YOUR GOAL> Copy each line of the entries that contains the word "Total".

DATA TO USE>
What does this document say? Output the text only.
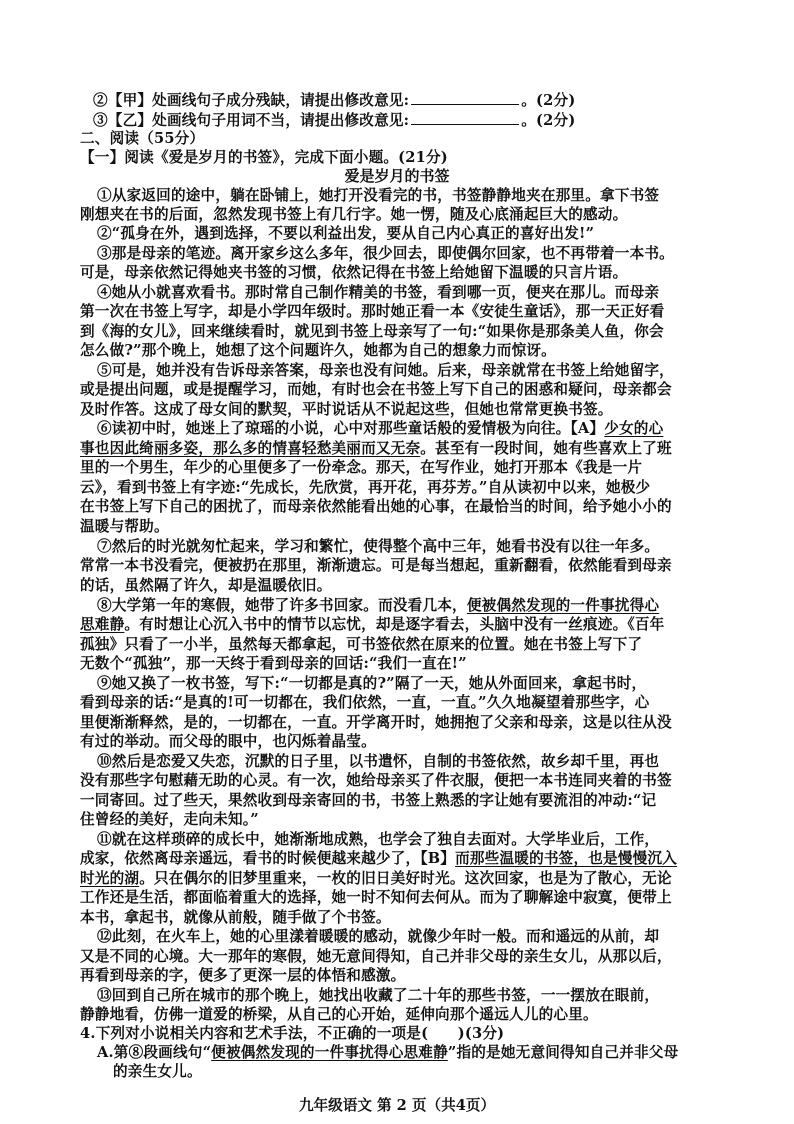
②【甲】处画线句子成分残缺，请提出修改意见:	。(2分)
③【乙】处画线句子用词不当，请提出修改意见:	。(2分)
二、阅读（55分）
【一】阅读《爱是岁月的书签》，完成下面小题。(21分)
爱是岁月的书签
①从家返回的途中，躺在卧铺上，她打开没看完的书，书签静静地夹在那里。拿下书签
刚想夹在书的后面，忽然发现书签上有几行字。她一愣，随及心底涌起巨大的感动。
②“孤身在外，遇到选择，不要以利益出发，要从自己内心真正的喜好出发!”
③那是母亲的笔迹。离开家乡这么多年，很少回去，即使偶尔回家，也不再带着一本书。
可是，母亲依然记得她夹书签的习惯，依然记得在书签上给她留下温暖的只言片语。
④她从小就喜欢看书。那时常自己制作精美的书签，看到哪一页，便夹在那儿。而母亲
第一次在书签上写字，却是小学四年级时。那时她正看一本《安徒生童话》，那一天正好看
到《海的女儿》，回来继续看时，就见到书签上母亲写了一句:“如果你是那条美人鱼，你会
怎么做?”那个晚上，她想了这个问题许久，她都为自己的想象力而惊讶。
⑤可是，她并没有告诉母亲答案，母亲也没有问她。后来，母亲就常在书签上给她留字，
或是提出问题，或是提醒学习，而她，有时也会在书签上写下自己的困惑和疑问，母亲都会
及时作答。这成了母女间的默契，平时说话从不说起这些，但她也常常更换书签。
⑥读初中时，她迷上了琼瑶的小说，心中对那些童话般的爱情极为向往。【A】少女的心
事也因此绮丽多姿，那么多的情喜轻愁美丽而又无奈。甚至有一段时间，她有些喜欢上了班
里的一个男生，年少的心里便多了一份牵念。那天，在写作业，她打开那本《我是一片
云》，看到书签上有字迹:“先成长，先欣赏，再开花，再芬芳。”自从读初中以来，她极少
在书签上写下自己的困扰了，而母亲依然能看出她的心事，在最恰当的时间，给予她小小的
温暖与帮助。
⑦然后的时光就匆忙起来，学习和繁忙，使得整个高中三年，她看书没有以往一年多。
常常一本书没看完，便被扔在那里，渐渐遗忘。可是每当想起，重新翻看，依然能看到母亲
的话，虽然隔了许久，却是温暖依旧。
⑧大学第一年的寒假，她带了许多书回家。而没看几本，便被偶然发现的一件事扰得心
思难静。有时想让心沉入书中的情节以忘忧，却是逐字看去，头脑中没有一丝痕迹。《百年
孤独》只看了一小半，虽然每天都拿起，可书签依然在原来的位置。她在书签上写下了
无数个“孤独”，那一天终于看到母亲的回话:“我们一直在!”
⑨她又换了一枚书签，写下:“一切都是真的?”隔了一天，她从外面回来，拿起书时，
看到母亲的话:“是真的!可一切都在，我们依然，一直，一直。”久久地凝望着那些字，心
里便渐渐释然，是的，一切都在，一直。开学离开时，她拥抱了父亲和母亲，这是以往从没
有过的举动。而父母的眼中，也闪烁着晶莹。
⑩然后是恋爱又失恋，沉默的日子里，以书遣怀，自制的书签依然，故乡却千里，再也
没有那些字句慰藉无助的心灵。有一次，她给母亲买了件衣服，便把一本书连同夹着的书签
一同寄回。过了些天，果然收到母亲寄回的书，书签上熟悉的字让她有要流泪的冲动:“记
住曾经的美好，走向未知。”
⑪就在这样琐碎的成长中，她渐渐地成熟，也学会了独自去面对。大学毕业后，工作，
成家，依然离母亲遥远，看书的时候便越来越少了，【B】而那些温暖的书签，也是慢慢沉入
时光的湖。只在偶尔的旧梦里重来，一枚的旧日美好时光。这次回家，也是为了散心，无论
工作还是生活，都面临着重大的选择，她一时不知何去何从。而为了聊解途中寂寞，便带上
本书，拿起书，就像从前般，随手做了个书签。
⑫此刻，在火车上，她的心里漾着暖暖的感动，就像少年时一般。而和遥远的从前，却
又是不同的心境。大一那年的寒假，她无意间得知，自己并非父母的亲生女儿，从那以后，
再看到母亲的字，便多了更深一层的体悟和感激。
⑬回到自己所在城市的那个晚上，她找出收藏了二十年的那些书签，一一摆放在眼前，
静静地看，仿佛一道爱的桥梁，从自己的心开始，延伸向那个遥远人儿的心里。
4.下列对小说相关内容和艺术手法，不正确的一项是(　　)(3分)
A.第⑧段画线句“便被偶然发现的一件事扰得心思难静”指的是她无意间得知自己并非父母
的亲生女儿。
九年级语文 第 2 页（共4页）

--

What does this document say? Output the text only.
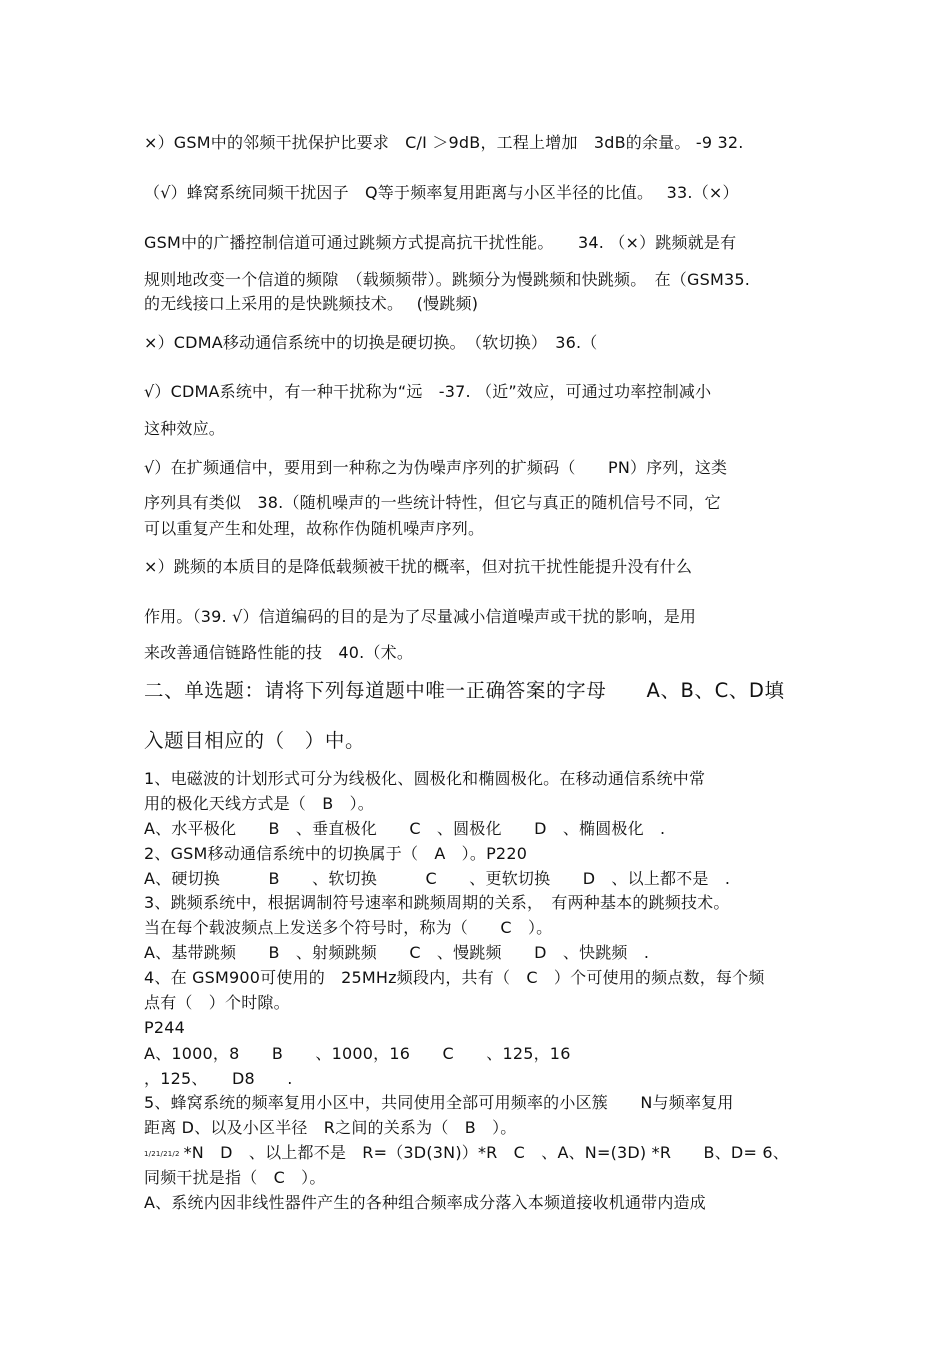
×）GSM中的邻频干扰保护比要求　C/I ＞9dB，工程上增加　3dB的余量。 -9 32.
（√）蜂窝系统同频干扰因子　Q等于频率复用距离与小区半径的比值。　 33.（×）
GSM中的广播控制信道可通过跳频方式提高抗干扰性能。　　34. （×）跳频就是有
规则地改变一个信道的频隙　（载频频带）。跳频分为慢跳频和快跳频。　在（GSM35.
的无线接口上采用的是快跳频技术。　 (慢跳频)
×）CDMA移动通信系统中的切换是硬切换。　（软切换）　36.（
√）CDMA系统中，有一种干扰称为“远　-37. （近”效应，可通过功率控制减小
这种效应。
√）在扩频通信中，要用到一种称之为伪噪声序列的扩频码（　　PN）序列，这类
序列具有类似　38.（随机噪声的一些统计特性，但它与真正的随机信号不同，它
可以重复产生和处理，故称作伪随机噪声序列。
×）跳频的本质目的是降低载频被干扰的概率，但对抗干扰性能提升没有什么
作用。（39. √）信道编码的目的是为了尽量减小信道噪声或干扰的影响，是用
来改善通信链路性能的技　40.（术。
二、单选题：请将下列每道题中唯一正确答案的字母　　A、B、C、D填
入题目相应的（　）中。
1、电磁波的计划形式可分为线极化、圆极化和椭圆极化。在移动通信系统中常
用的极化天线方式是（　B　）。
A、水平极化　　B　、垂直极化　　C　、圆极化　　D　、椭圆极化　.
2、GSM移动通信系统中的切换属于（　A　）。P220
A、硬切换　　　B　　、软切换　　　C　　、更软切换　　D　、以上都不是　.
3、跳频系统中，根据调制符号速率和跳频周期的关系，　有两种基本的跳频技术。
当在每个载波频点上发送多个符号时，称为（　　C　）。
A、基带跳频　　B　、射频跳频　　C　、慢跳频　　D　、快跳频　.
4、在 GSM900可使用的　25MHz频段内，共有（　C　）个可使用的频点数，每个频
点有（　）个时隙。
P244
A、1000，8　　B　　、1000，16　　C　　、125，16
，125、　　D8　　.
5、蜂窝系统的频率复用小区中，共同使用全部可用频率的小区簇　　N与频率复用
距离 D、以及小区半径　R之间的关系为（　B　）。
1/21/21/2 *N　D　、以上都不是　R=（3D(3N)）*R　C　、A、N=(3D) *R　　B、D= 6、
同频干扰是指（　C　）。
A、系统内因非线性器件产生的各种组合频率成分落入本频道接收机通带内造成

* * *

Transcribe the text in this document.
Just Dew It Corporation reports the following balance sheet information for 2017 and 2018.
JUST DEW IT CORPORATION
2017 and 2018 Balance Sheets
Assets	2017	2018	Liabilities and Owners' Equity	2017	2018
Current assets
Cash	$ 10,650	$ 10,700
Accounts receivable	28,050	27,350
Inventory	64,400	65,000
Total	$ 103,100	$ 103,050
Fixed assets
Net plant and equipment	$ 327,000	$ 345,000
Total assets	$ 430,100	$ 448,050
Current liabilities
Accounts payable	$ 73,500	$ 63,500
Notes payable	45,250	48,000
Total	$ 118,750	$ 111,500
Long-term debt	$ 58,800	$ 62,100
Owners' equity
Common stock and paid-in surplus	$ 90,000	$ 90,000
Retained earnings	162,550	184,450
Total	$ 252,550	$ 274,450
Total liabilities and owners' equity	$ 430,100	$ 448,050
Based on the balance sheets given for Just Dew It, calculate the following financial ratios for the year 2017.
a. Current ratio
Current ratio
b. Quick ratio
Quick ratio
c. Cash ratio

ANSWER TO THE PROBLEM>
Total	$ 103,100	$ 103,050
Total assets	$ 430,100	$ 448,050
Total	$ 118,750	$ 111,500
Total	$ 252,550	$ 274,450
Total liabilities and owners' equity	$ 430,100	$ 448,050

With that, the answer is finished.